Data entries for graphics
-*-
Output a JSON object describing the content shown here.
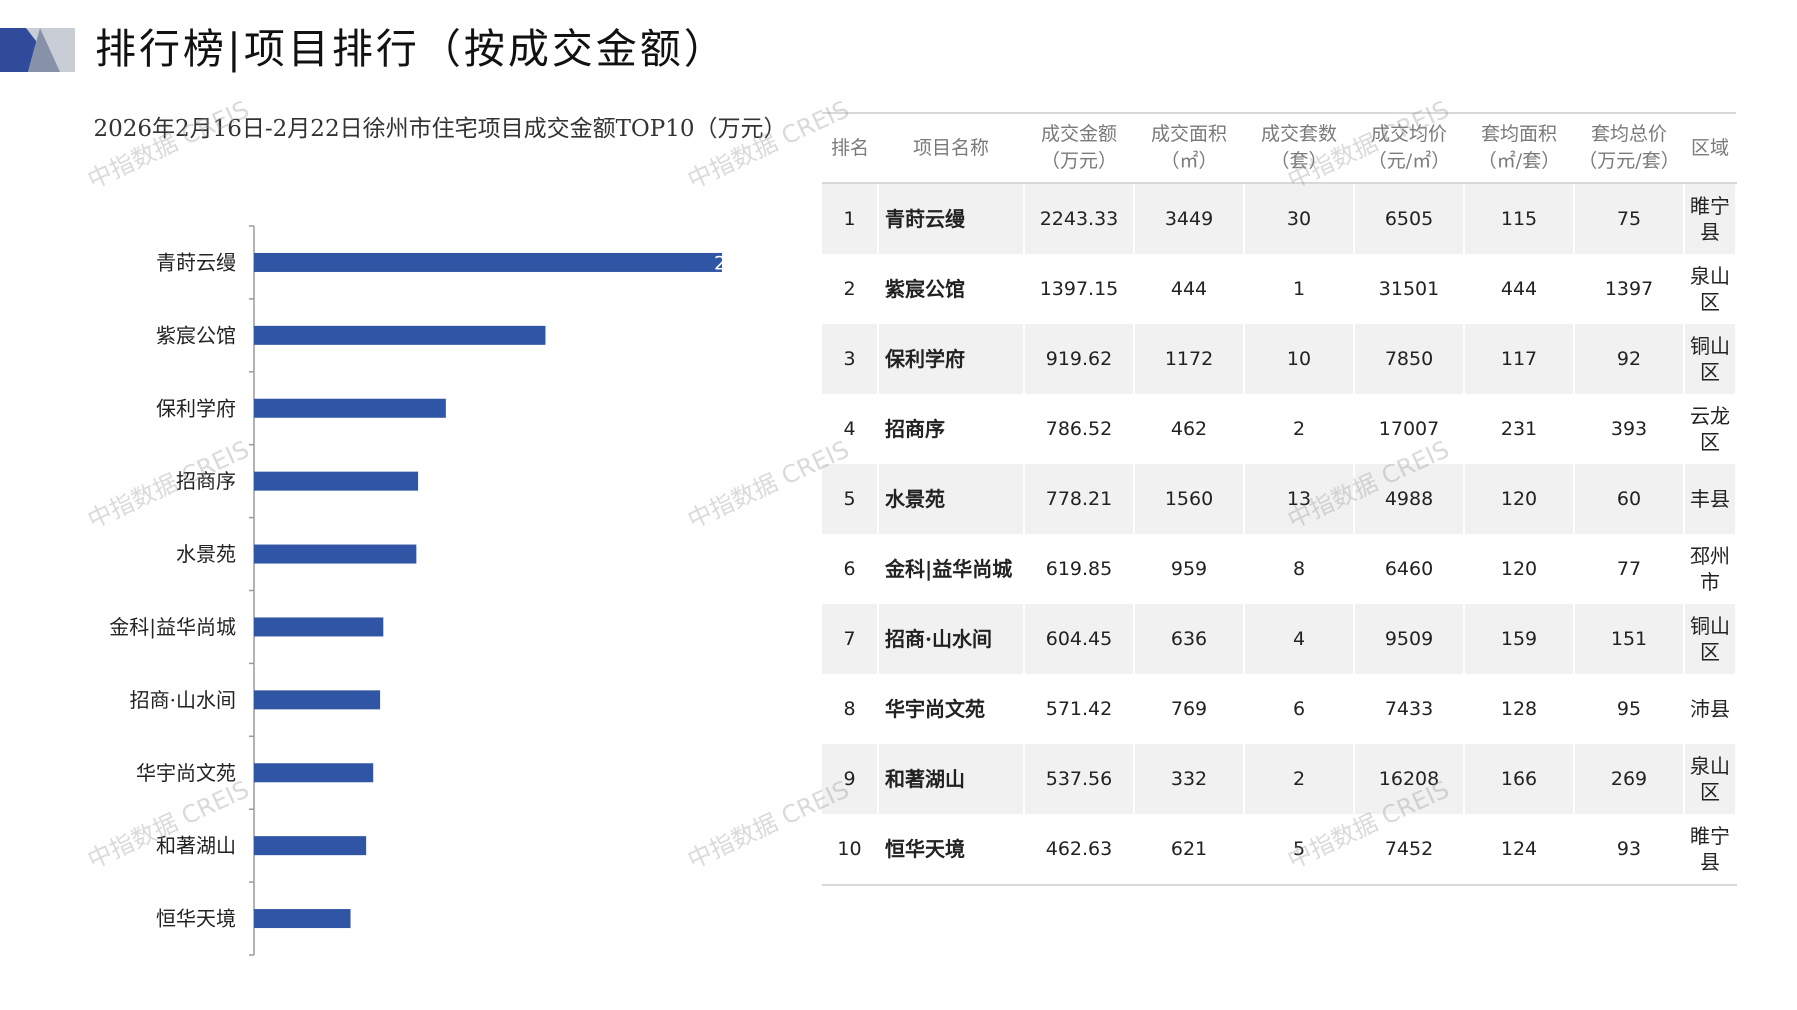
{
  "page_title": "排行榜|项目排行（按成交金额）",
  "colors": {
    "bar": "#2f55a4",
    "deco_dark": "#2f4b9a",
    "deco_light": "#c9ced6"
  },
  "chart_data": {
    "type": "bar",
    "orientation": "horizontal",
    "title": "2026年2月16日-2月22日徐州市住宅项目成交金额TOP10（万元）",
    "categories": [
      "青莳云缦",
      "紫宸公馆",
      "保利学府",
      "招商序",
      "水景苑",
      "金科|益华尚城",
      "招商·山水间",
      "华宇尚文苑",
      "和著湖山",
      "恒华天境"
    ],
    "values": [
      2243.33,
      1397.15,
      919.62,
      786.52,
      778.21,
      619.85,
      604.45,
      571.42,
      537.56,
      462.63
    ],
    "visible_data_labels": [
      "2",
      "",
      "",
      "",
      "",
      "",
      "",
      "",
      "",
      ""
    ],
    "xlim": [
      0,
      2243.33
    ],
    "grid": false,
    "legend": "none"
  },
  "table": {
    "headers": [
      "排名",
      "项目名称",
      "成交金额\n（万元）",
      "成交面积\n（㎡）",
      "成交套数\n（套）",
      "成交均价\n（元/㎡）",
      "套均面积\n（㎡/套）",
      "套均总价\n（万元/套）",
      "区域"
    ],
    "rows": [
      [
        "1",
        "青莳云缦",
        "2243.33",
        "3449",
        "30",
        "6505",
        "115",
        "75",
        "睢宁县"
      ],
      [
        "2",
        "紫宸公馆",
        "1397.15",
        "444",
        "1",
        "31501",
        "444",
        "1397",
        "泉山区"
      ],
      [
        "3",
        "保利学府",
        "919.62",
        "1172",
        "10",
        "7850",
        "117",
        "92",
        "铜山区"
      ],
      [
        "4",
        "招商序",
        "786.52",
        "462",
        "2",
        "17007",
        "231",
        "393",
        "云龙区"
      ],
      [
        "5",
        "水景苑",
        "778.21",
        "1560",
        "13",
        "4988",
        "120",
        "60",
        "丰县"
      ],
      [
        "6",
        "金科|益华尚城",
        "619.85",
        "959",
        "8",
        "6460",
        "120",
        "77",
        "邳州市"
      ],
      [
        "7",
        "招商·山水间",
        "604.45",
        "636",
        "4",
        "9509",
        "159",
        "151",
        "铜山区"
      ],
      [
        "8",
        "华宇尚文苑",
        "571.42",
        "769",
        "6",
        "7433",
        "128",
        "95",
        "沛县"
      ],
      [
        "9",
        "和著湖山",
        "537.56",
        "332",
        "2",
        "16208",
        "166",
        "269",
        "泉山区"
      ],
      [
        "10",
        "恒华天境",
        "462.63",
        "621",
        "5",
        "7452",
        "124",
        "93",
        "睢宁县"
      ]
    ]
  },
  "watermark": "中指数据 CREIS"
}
-*-
* **Written instruction**:
Omit any images, then output the listing exactly.

* **Full response**:
Output a JSON object describing the content shown here.
{
  "page_title": "排行榜|项目排行（按成交金额）",
  "colors": {
    "bar": "#2f55a4",
    "deco_dark": "#2f4b9a",
    "deco_light": "#c9ced6"
  },
  "chart_data": {
    "type": "bar",
    "orientation": "horizontal",
    "title": "2026年2月16日-2月22日徐州市住宅项目成交金额TOP10（万元）",
    "categories": [
      "青莳云缦",
      "紫宸公馆",
      "保利学府",
      "招商序",
      "水景苑",
      "金科|益华尚城",
      "招商·山水间",
      "华宇尚文苑",
      "和著湖山",
      "恒华天境"
    ],
    "values": [
      2243.33,
      1397.15,
      919.62,
      786.52,
      778.21,
      619.85,
      604.45,
      571.42,
      537.56,
      462.63
    ],
    "visible_data_labels": [
      "2",
      "",
      "",
      "",
      "",
      "",
      "",
      "",
      "",
      ""
    ],
    "xlim": [
      0,
      2243.33
    ],
    "grid": false,
    "legend": "none"
  },
  "table": {
    "headers": [
      "排名",
      "项目名称",
      "成交金额\n（万元）",
      "成交面积\n（㎡）",
      "成交套数\n（套）",
      "成交均价\n（元/㎡）",
      "套均面积\n（㎡/套）",
      "套均总价\n（万元/套）",
      "区域"
    ],
    "rows": [
      [
        "1",
        "青莳云缦",
        "2243.33",
        "3449",
        "30",
        "6505",
        "115",
        "75",
        "睢宁县"
      ],
      [
        "2",
        "紫宸公馆",
        "1397.15",
        "444",
        "1",
        "31501",
        "444",
        "1397",
        "泉山区"
      ],
      [
        "3",
        "保利学府",
        "919.62",
        "1172",
        "10",
        "7850",
        "117",
        "92",
        "铜山区"
      ],
      [
        "4",
        "招商序",
        "786.52",
        "462",
        "2",
        "17007",
        "231",
        "393",
        "云龙区"
      ],
      [
        "5",
        "水景苑",
        "778.21",
        "1560",
        "13",
        "4988",
        "120",
        "60",
        "丰县"
      ],
      [
        "6",
        "金科|益华尚城",
        "619.85",
        "959",
        "8",
        "6460",
        "120",
        "77",
        "邳州市"
      ],
      [
        "7",
        "招商·山水间",
        "604.45",
        "636",
        "4",
        "9509",
        "159",
        "151",
        "铜山区"
      ],
      [
        "8",
        "华宇尚文苑",
        "571.42",
        "769",
        "6",
        "7433",
        "128",
        "95",
        "沛县"
      ],
      [
        "9",
        "和著湖山",
        "537.56",
        "332",
        "2",
        "16208",
        "166",
        "269",
        "泉山区"
      ],
      [
        "10",
        "恒华天境",
        "462.63",
        "621",
        "5",
        "7452",
        "124",
        "93",
        "睢宁县"
      ]
    ]
  },
  "watermark": "中指数据 CREIS"
}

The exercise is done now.